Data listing
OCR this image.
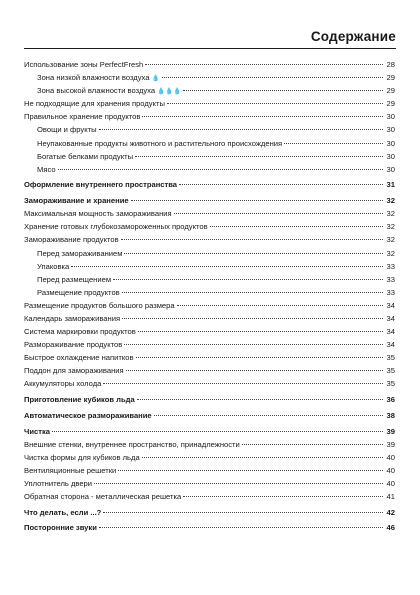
Содержание
Использование зоны PerfectFresh	28
Зона низкой влажности воздуха 💧	29
Зона высокой влажности воздуха 💧💧💧	29
Не подходящие для хранения продукты	29
Правильное хранение продуктов	30
Овощи и фрукты	30
Неупакованные продукты животного и растительного происхождения	30
Богатые белками продукты	30
Мясо	30
Оформление внутреннего пространства	31
Замораживание и хранение	32
Максимальная мощность замораживания	32
Хранение готовых глубокозамороженных продуктов	32
Замораживание продуктов	32
Перед замораживанием	32
Упаковка	33
Перед размещением	33
Размещение продуктов	33
Размещение продуктов большого размера	34
Календарь замораживания	34
Система маркировки продуктов	34
Размораживание продуктов	34
Быстрое охлаждение напитков	35
Поддон для замораживания	35
Аккумуляторы холода	35
Приготовление кубиков льда	36
Автоматическое размораживание	38
Чистка	39
Внешние стенки, внутреннее пространство, принадлежности	39
Чистка формы для кубиков льда	40
Вентиляционные решетки	40
Уплотнитель двери	40
Обратная сторона - металлическая решетка	41
Что делать, если ...?	42
Посторонние звуки	46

WORK TO COMPLETE
Return the material exactly as given, apart from the pictures.

WRITTEN REPLY
OCR this image.
Содержание
Использование зоны PerfectFresh	28
Зона низкой влажности воздуха 💧	29
Зона высокой влажности воздуха 💧💧💧	29
Не подходящие для хранения продукты	29
Правильное хранение продуктов	30
Овощи и фрукты	30
Неупакованные продукты животного и растительного происхождения	30
Богатые белками продукты	30
Мясо	30
Оформление внутреннего пространства	31
Замораживание и хранение	32
Максимальная мощность замораживания	32
Хранение готовых глубокозамороженных продуктов	32
Замораживание продуктов	32
Перед замораживанием	32
Упаковка	33
Перед размещением	33
Размещение продуктов	33
Размещение продуктов большого размера	34
Календарь замораживания	34
Система маркировки продуктов	34
Размораживание продуктов	34
Быстрое охлаждение напитков	35
Поддон для замораживания	35
Аккумуляторы холода	35
Приготовление кубиков льда	36
Автоматическое размораживание	38
Чистка	39
Внешние стенки, внутреннее пространство, принадлежности	39
Чистка формы для кубиков льда	40
Вентиляционные решетки	40
Уплотнитель двери	40
Обратная сторона - металлическая решетка	41
Что делать, если ...?	42
Посторонние звуки	46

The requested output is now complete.